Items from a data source
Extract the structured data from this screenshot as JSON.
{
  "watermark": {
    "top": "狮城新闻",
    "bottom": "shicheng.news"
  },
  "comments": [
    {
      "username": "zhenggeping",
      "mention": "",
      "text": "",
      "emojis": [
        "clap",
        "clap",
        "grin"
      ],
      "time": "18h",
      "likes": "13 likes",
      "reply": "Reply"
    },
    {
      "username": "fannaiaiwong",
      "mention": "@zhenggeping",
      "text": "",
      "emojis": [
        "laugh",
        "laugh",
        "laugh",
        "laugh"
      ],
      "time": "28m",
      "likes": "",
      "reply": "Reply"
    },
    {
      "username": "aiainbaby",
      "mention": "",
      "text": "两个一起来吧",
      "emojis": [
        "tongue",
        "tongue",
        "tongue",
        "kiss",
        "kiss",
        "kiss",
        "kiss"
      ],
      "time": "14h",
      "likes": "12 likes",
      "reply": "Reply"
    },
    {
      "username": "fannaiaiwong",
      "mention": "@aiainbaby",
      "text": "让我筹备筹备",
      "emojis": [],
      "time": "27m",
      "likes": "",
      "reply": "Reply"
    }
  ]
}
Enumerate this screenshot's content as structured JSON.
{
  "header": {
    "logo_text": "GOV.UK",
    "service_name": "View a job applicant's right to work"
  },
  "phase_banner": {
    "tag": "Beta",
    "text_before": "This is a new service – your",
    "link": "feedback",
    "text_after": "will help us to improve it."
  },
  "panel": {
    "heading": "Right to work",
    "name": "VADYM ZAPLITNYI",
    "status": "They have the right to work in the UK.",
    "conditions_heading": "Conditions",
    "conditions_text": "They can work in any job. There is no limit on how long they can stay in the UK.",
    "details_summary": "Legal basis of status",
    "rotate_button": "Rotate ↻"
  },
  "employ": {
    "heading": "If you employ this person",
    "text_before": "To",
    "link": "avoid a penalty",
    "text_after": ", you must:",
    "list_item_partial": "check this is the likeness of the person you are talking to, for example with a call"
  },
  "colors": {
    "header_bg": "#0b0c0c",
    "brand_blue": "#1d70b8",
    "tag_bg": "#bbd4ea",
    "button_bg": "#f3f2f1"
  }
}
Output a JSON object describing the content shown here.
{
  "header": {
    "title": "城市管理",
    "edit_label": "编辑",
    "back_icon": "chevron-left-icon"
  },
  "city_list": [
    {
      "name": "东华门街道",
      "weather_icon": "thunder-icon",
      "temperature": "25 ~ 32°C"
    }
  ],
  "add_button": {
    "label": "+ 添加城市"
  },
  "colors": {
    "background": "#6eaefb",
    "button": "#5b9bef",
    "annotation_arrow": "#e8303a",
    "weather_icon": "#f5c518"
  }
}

* _OBJECTIVE_
Each of the records should be retyped exactly.

* _PROBLEM SOLUTION_
Extract the structured data from this screenshot as JSON.
{
  "watermark": {
    "top": "狮城新闻",
    "bottom": "shicheng.news"
  },
  "comments": [
    {
      "username": "zhenggeping",
      "mention": "",
      "text": "",
      "emojis": [
        "clap",
        "clap",
        "grin"
      ],
      "time": "18h",
      "likes": "13 likes",
      "reply": "Reply"
    },
    {
      "username": "fannaiaiwong",
      "mention": "@zhenggeping",
      "text": "",
      "emojis": [
        "laugh",
        "laugh",
        "laugh",
        "laugh"
      ],
      "time": "28m",
      "likes": "",
      "reply": "Reply"
    },
    {
      "username": "aiainbaby",
      "mention": "",
      "text": "两个一起来吧",
      "emojis": [
        "tongue",
        "tongue",
        "tongue",
        "kiss",
        "kiss",
        "kiss",
        "kiss"
      ],
      "time": "14h",
      "likes": "12 likes",
      "reply": "Reply"
    },
    {
      "username": "fannaiaiwong",
      "mention": "@aiainbaby",
      "text": "让我筹备筹备",
      "emojis": [],
      "time": "27m",
      "likes": "",
      "reply": "Reply"
    }
  ]
}
Enumerate this screenshot's content as structured JSON.
{
  "header": {
    "logo_text": "GOV.UK",
    "service_name": "View a job applicant's right to work"
  },
  "phase_banner": {
    "tag": "Beta",
    "text_before": "This is a new service – your",
    "link": "feedback",
    "text_after": "will help us to improve it."
  },
  "panel": {
    "heading": "Right to work",
    "name": "VADYM ZAPLITNYI",
    "status": "They have the right to work in the UK.",
    "conditions_heading": "Conditions",
    "conditions_text": "They can work in any job. There is no limit on how long they can stay in the UK.",
    "details_summary": "Legal basis of status",
    "rotate_button": "Rotate ↻"
  },
  "employ": {
    "heading": "If you employ this person",
    "text_before": "To",
    "link": "avoid a penalty",
    "text_after": ", you must:",
    "list_item_partial": "check this is the likeness of the person you are talking to, for example with a call"
  },
  "colors": {
    "header_bg": "#0b0c0c",
    "brand_blue": "#1d70b8",
    "tag_bg": "#bbd4ea",
    "button_bg": "#f3f2f1"
  }
}
Output a JSON object describing the content shown here.
{
  "header": {
    "title": "城市管理",
    "edit_label": "编辑",
    "back_icon": "chevron-left-icon"
  },
  "city_list": [
    {
      "name": "东华门街道",
      "weather_icon": "thunder-icon",
      "temperature": "25 ~ 32°C"
    }
  ],
  "add_button": {
    "label": "+ 添加城市"
  },
  "colors": {
    "background": "#6eaefb",
    "button": "#5b9bef",
    "annotation_arrow": "#e8303a",
    "weather_icon": "#f5c518"
  }
}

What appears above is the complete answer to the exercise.